Dataset items:
◆ ◆ ◆ ◆ ◆ ◆ ◆

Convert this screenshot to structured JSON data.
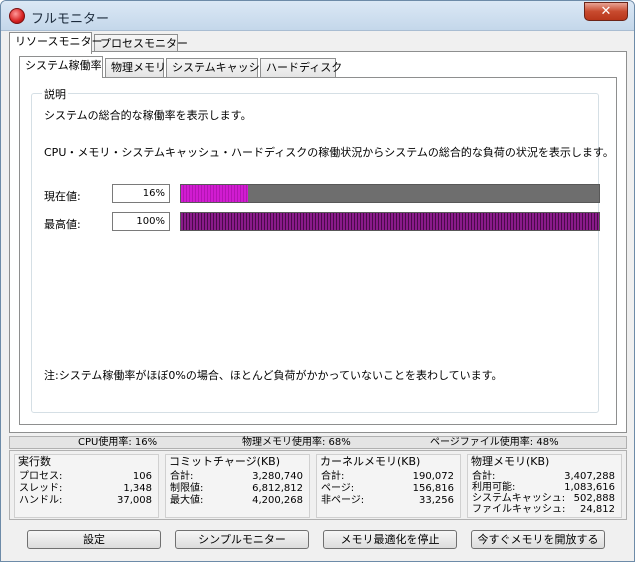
{
  "window": {
    "title": "フルモニター",
    "close_label": "✕"
  },
  "main_tabs": [
    {
      "label": "リソースモニター",
      "active": true
    },
    {
      "label": "プロセスモニター",
      "active": false
    }
  ],
  "sub_tabs": [
    {
      "label": "システム稼働率",
      "active": true
    },
    {
      "label": "物理メモリ",
      "active": false
    },
    {
      "label": "システムキャッシュ",
      "active": false
    },
    {
      "label": "ハードディスク",
      "active": false
    }
  ],
  "description": {
    "group_label": "説明",
    "line1": "システムの総合的な稼働率を表示します。",
    "line2": "CPU・メモリ・システムキャッシュ・ハードディスクの稼働状況からシステムの総合的な負荷の状況を表示します。",
    "note": "注:システム稼働率がほぼ0%の場合、ほとんど負荷がかかっていないことを表わしています。"
  },
  "meters": {
    "current": {
      "label": "現在値:",
      "value": "16%",
      "fraction": 0.16
    },
    "peak": {
      "label": "最高値:",
      "value": "100%",
      "fraction": 1.0
    }
  },
  "status": {
    "cpu": "CPU使用率: 16%",
    "physical_memory": "物理メモリ使用率: 68%",
    "page_file": "ページファイル使用率: 48%"
  },
  "stats": {
    "executing": {
      "title": "実行数",
      "rows": [
        {
          "k": "プロセス:",
          "v": "106"
        },
        {
          "k": "スレッド:",
          "v": "1,348"
        },
        {
          "k": "ハンドル:",
          "v": "37,008"
        }
      ]
    },
    "commit_charge": {
      "title": "コミットチャージ(KB)",
      "rows": [
        {
          "k": "合計:",
          "v": "3,280,740"
        },
        {
          "k": "制限値:",
          "v": "6,812,812"
        },
        {
          "k": "最大値:",
          "v": "4,200,268"
        }
      ]
    },
    "kernel_memory": {
      "title": "カーネルメモリ(KB)",
      "rows": [
        {
          "k": "合計:",
          "v": "190,072"
        },
        {
          "k": "ページ:",
          "v": "156,816"
        },
        {
          "k": "非ページ:",
          "v": "33,256"
        }
      ]
    },
    "physical_memory": {
      "title": "物理メモリ(KB)",
      "rows": [
        {
          "k": "合計:",
          "v": "3,407,288"
        },
        {
          "k": "利用可能:",
          "v": "1,083,616"
        },
        {
          "k": "システムキャッシュ:",
          "v": "502,888"
        },
        {
          "k": "ファイルキャッシュ:",
          "v": "24,812"
        }
      ]
    }
  },
  "buttons": {
    "settings": "設定",
    "simple_monitor": "シンプルモニター",
    "stop_optimize": "メモリ最適化を停止",
    "free_memory": "今すぐメモリを開放する"
  },
  "colors": {
    "current_bar": "#d11cd1",
    "peak_bar": "#8a1a8a",
    "bar_track": "#6e6e6e"
  }
}
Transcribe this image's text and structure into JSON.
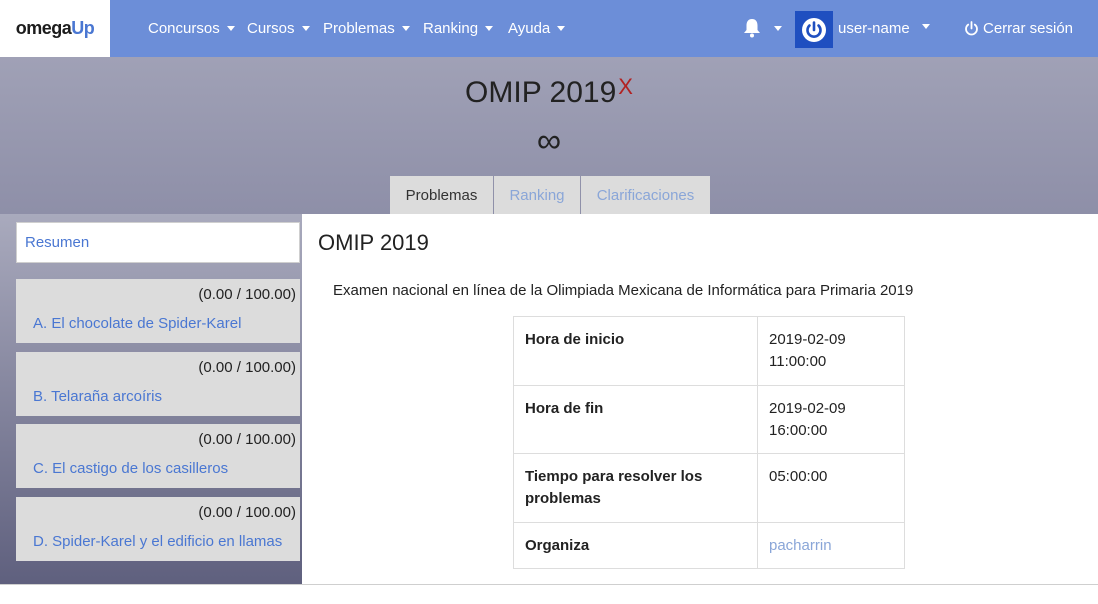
{
  "brand": {
    "part1": "omega",
    "part2": "Up"
  },
  "nav": {
    "items": [
      {
        "label": "Concursos"
      },
      {
        "label": "Cursos"
      },
      {
        "label": "Problemas"
      },
      {
        "label": "Ranking"
      },
      {
        "label": "Ayuda"
      }
    ],
    "username": "user-name",
    "logout": "Cerrar sesión",
    "icons": {
      "bell": "bell-icon",
      "avatar": "power-icon",
      "logout": "power-icon"
    }
  },
  "contest": {
    "title": "OMIP 2019",
    "title_mark": "X",
    "time_symbol": "∞",
    "tabs": [
      {
        "label": "Problemas",
        "active": true
      },
      {
        "label": "Ranking",
        "active": false
      },
      {
        "label": "Clarificaciones",
        "active": false
      }
    ]
  },
  "sidebar": {
    "summary": "Resumen",
    "problems": [
      {
        "score": "(0.00 / 100.00)",
        "name": "A. El chocolate de Spider-Karel"
      },
      {
        "score": "(0.00 / 100.00)",
        "name": "B. Telaraña arcoíris"
      },
      {
        "score": "(0.00 / 100.00)",
        "name": "C. El castigo de los casilleros"
      },
      {
        "score": "(0.00 / 100.00)",
        "name": "D. Spider-Karel y el edificio en llamas"
      }
    ]
  },
  "main": {
    "title": "OMIP 2019",
    "description": "Examen nacional en línea de la Olimpiada Mexicana de Informática para Primaria 2019",
    "table": [
      {
        "key": "Hora de inicio",
        "value_line1": "2019-02-09",
        "value_line2": "11:00:00"
      },
      {
        "key": "Hora de fin",
        "value_line1": "2019-02-09",
        "value_line2": "16:00:00"
      },
      {
        "key": "Tiempo para resolver los problemas",
        "value_line1": "05:00:00",
        "value_line2": ""
      },
      {
        "key": "Organiza",
        "value_line1": "pacharrin",
        "value_line2": ""
      }
    ]
  },
  "colors": {
    "navbar": "#6c8ed8",
    "link": "#4a77d2",
    "accent_x": "#b22222"
  }
}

◆ ◆ ◆ ◆ ◆ ◆ ◆

▸ What the exercise asks
Examine the data above and state how many of its lines contain the word "JSON", with no further remarks.

▸ Answer to this problem
2